● **EXTRACT PROVIDED**
━━━━━━━━

Is there any way for constexpr objects to refer/point to other non-static constexpr objects?

Question

Say I want to build a graph at compile time, using some algorithm, and then count how many nodes ended up in the graph. This seems like an ideal situation for constexpr, rather than template metaprogramming, since the goal is a computation that yields a value, rather than really being about types. I have some code that works, but the feature is so new I'm afraid the compilers are being lenient, and I could interpret part of the standard as saying I can't do this.

#include <iostream>

struct A { int x; constexpr A(int i) noexcept : x{i} {} };
struct B { A& a; constexpr B(A& a) noexcept : a{a} {} };

constexpr int foo() { 
    A a{55};
    B b{a};
    return b.a.x;
}

template<int N>
void output()

━━━━━━━━

● **TASKS TO PERFORM**
A. In the constexpr question, copy out word for word the passage that begins at the words "#include <iostream>" and stops after "void output()".
B. Translate this sentence from the constexpr question into Spanish: "Say I want to build a graph at compile time, using some algorithm, and then count how many nodes ended up in the graph."

● **STORED DATA**
━━━━━━━━

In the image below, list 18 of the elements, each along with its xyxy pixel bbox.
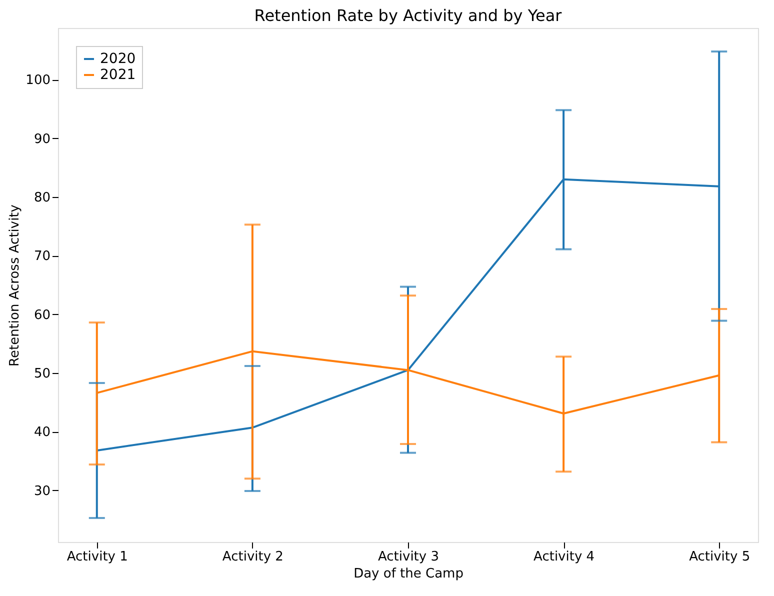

━━━━━━━━

● **ANSWERS IN ORDER**
A.
#include <iostream>

struct A { int x; constexpr A(int i) noexcept : x{i} {} };
struct B { A& a; constexpr B(A& a) noexcept : a{a} {} };

constexpr int foo() { 
    A a{55};
    B b{a};
    return b.a.x;
}

template<int N>
void output()

B. Supongamos que quiero construir un grafo en tiempo de compilación, usando algún algoritmo, y luego contar cuántos nodos terminaron en el grafo.